* _What the task asks_: An exact copy of all the data is required, with pictures left out.

Stored data entries
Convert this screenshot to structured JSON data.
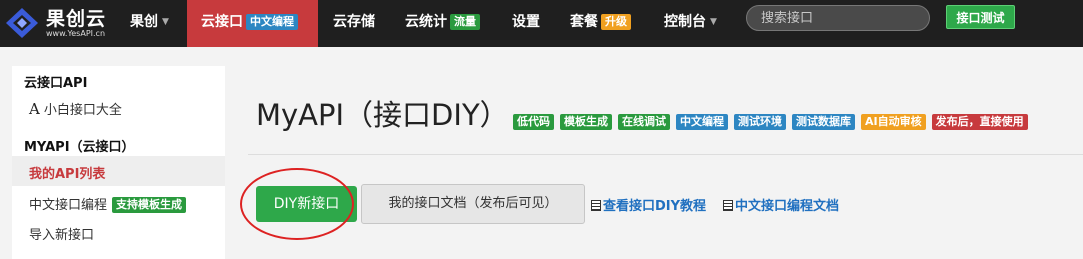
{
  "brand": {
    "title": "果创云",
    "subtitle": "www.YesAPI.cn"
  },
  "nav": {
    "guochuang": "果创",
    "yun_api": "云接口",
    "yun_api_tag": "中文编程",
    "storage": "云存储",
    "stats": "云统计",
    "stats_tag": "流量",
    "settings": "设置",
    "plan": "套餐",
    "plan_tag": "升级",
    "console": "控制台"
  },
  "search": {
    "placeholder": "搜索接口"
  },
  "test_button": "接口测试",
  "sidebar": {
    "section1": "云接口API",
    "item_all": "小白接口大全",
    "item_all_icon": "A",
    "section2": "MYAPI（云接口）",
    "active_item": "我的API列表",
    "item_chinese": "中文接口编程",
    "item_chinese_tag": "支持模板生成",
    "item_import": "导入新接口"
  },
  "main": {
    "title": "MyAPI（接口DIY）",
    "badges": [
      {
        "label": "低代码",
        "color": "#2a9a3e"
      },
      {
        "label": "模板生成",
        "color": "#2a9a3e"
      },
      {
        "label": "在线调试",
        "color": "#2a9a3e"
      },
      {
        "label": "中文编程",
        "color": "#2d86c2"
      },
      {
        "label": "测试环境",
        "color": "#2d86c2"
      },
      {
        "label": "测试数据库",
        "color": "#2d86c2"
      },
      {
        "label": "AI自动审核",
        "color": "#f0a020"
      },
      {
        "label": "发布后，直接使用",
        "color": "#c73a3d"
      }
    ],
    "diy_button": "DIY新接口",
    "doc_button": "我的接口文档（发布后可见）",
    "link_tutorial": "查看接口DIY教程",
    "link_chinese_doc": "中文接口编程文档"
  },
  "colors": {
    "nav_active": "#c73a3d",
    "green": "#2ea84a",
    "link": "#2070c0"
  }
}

* _Solution to the exercise_:
Convert this screenshot to structured JSON data.
{
  "brand": {
    "title": "果创云",
    "subtitle": "www.YesAPI.cn"
  },
  "nav": {
    "guochuang": "果创",
    "yun_api": "云接口",
    "yun_api_tag": "中文编程",
    "storage": "云存储",
    "stats": "云统计",
    "stats_tag": "流量",
    "settings": "设置",
    "plan": "套餐",
    "plan_tag": "升级",
    "console": "控制台"
  },
  "search": {
    "placeholder": "搜索接口"
  },
  "test_button": "接口测试",
  "sidebar": {
    "section1": "云接口API",
    "item_all": "小白接口大全",
    "item_all_icon": "A",
    "section2": "MYAPI（云接口）",
    "active_item": "我的API列表",
    "item_chinese": "中文接口编程",
    "item_chinese_tag": "支持模板生成",
    "item_import": "导入新接口"
  },
  "main": {
    "title": "MyAPI（接口DIY）",
    "badges": [
      {
        "label": "低代码",
        "color": "#2a9a3e"
      },
      {
        "label": "模板生成",
        "color": "#2a9a3e"
      },
      {
        "label": "在线调试",
        "color": "#2a9a3e"
      },
      {
        "label": "中文编程",
        "color": "#2d86c2"
      },
      {
        "label": "测试环境",
        "color": "#2d86c2"
      },
      {
        "label": "测试数据库",
        "color": "#2d86c2"
      },
      {
        "label": "AI自动审核",
        "color": "#f0a020"
      },
      {
        "label": "发布后，直接使用",
        "color": "#c73a3d"
      }
    ],
    "diy_button": "DIY新接口",
    "doc_button": "我的接口文档（发布后可见）",
    "link_tutorial": "查看接口DIY教程",
    "link_chinese_doc": "中文接口编程文档"
  },
  "colors": {
    "nav_active": "#c73a3d",
    "green": "#2ea84a",
    "link": "#2070c0"
  }
}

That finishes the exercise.